##### Dataset #####

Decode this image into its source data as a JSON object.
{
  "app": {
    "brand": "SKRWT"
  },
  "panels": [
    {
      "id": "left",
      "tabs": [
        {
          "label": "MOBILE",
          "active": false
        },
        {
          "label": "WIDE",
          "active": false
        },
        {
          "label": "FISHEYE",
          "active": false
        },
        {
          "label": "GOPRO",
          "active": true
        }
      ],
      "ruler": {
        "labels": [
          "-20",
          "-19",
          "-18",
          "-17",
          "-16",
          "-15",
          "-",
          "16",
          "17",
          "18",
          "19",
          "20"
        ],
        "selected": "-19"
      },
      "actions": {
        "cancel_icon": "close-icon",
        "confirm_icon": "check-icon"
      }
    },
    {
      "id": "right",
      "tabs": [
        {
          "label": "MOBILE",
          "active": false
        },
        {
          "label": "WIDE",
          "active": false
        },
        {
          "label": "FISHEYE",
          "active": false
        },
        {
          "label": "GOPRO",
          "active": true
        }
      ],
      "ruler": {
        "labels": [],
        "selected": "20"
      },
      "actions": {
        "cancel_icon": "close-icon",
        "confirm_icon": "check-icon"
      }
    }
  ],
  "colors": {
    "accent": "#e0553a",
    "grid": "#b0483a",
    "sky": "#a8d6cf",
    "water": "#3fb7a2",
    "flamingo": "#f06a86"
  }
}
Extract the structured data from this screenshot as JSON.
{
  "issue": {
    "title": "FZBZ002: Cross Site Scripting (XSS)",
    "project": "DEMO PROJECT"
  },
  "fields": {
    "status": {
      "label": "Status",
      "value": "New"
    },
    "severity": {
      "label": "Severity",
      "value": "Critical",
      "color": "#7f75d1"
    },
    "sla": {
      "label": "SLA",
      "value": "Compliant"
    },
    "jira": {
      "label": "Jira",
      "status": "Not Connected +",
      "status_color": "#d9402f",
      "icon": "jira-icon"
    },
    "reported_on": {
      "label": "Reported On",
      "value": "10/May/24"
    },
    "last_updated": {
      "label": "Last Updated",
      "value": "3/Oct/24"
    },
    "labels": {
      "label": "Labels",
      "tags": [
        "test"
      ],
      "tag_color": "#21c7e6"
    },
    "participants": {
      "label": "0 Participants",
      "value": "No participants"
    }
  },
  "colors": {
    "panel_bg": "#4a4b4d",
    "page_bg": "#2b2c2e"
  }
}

#####

Each line above that holds the string "JSON" should be copied and shown.

Decode this image into its source data as a JSON object.
Extract the structured data from this screenshot as JSON.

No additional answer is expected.